■ **Request**
Write out all the material exactly. Leave nothing out.

■ **Data for the task**
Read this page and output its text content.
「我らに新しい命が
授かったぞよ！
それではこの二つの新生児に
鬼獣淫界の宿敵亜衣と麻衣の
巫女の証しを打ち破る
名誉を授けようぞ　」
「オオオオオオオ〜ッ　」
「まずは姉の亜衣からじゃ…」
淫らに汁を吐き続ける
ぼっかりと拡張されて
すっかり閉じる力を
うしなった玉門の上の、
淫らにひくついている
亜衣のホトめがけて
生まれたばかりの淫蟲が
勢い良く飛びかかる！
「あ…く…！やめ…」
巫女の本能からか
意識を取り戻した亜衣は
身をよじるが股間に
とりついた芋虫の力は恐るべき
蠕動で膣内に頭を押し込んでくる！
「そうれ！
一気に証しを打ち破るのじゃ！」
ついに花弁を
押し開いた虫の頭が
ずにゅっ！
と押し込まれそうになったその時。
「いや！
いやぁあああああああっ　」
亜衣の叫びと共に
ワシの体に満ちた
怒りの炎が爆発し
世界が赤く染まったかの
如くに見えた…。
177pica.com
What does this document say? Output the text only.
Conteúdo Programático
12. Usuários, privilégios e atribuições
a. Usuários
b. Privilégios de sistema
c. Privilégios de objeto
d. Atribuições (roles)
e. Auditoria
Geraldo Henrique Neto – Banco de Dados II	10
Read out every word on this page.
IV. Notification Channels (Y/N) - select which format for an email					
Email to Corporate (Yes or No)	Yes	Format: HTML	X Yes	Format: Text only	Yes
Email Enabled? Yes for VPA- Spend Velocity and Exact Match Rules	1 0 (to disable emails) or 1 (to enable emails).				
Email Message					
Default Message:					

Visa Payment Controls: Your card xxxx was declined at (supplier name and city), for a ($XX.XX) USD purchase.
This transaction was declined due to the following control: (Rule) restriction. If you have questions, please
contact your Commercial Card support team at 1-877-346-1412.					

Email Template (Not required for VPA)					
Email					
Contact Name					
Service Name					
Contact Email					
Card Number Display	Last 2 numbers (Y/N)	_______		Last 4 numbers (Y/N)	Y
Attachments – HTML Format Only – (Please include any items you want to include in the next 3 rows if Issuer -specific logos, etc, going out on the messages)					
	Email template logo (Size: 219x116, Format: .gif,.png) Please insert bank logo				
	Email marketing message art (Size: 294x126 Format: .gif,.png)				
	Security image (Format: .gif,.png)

■ **Exercise solution**
Read this page and output its text content.
「我らに新しい命が
授かったぞよ！
それではこの二つの新生児に
鬼獣淫界の宿敵亜衣と麻衣の
巫女の証しを打ち破る
名誉を授けようぞ　」
「オオオオオオオ〜ッ　」
「まずは姉の亜衣からじゃ…」
淫らに汁を吐き続ける
ぼっかりと拡張されて
すっかり閉じる力を
うしなった玉門の上の、
淫らにひくついている
亜衣のホトめがけて
生まれたばかりの淫蟲が
勢い良く飛びかかる！
「あ…く…！やめ…」
巫女の本能からか
意識を取り戻した亜衣は
身をよじるが股間に
とりついた芋虫の力は恐るべき
蠕動で膣内に頭を押し込んでくる！
「そうれ！
一気に証しを打ち破るのじゃ！」
ついに花弁を
押し開いた虫の頭が
ずにゅっ！
と押し込まれそうになったその時。
「いや！
いやぁあああああああっ　」
亜衣の叫びと共に
ワシの体に満ちた
怒りの炎が爆発し
世界が赤く染まったかの
如くに見えた…。
177pica.com
What does this document say? Output the text only.
Conteúdo Programático
12. Usuários, privilégios e atribuições
a. Usuários
b. Privilégios de sistema
c. Privilégios de objeto
d. Atribuições (roles)
e. Auditoria
Geraldo Henrique Neto – Banco de Dados II	10
Read out every word on this page.
IV. Notification Channels (Y/N) - select which format for an email					
Email to Corporate (Yes or No)	Yes	Format: HTML	X Yes	Format: Text only	Yes
Email Enabled? Yes for VPA- Spend Velocity and Exact Match Rules	1 0 (to disable emails) or 1 (to enable emails).				
Email Message					
Default Message:					

Visa Payment Controls: Your card xxxx was declined at (supplier name and city), for a ($XX.XX) USD purchase.
This transaction was declined due to the following control: (Rule) restriction. If you have questions, please
contact your Commercial Card support team at 1-877-346-1412.					

Email Template (Not required for VPA)					
Email					
Contact Name					
Service Name					
Contact Email					
Card Number Display	Last 2 numbers (Y/N)	_______		Last 4 numbers (Y/N)	Y
Attachments – HTML Format Only – (Please include any items you want to include in the next 3 rows if Issuer -specific logos, etc, going out on the messages)					
	Email template logo (Size: 219x116, Format: .gif,.png) Please insert bank logo				
	Email marketing message art (Size: 294x126 Format: .gif,.png)				
	Security image (Format: .gif,.png)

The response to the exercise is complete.